=== The tasks ===
- a) In the excerpt on state Catholic conferences, which state's commission is to report this month on a school voucher program that would include religious schools?
- b) Return a passage from the excerpt on state Catholic conferences word for word, from "Moreover, the shift" to "every second year.".
- c) Resume the excerpt on state Catholic conferences from the point at which it stops.
===== Excerpted passage
National Catholic Reporter, Jan 12, 1996 by Arthur Jones

WASHINGTON - For poor people, the news from state capitals is grim and will become grimmer. That assessment is based on a half-dozen NCR interviews with state Catholic conference officials nationwide as the federal government, pushed by the most conservative elements in a reformist Congress, seeks to cut social services and health programs and return spending to state capitals.

Moreover, the shift of responsibility to the states means that even public discussion of social services will be much reduced. Most state legislatures are part time - some meet in "long sessions' only every second year.

And as more programs shift to the states, it will be essential for state Catholic conferences to network constantly with one another, learning from successes, failures and dilemmas.

For example, this month a New Jersey commission will report on the desirability of instituting a school voucher program that will include religious schools. While that is good news for many Catholics, there's troubling news on the same topic from Wisconsin.

State Catholic conference deputy director Sharon Schmeling in Madison reports that in Wisconsin, where optional school choice also is on the front burner, the Wisconsin Department of Public Instruction is considering mandatory regulation of all schools receiving public moneys. The possibility that an increase in state control of private schools will accompany the use of public money to support such schools is rarely discussed by those promoting school voucher proposals.
==========
===== Available data
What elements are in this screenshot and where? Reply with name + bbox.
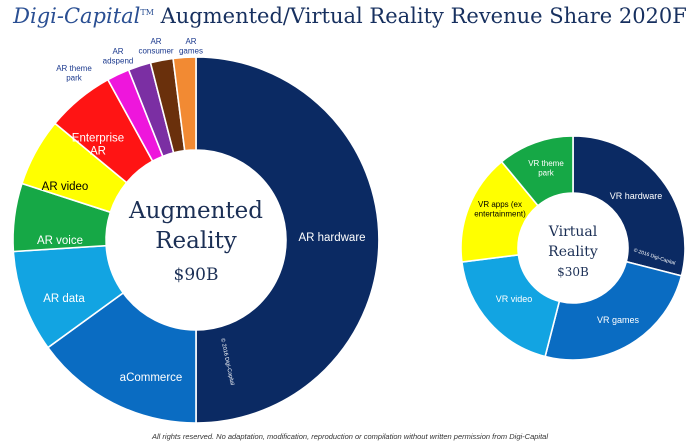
==========
=== Answers by task ===
- a) New Jersey

- b)
Moreover, the shift of responsibility to the states means that even public discussion of social services will be much reduced. Most state legislatures are part time - some meet in "long sessions' only every second year.

- c)
Certainly it is at the state level, with some variation from one state to the next, that the "punitive" element of social spending cuts facing individuals will be most clearly seen.

Said Schmeling, "Punitive reforms are there to make people pay in social discomfort for the fact that they are poor or low-income."

In Colorado, the "situation is similar to that in many states where the theory of those in power is that if you're poor, you're poor by choice," said Doug Delaney at Colorado's state Catholic conference in Denver. "So, `Pick yourself up by the bootstraps,' they say."

Delaney said last year in Colorado, which he described as an "experimental state," those opposing cuts were able to defeat a cap on welfare, as well as legislation that would have approved sterilizing prisoners in exchange for early release. The proposal on sterilization was based on the theory that prisoners' children end up in prisons.

Current fights and anxieties, said Delaney, include attempts to revise the children's code to permit trying children as adults for certain offenses and the fact that the Hemlock Society, which advocates euthanasia, has relocated to Denver from Oregon.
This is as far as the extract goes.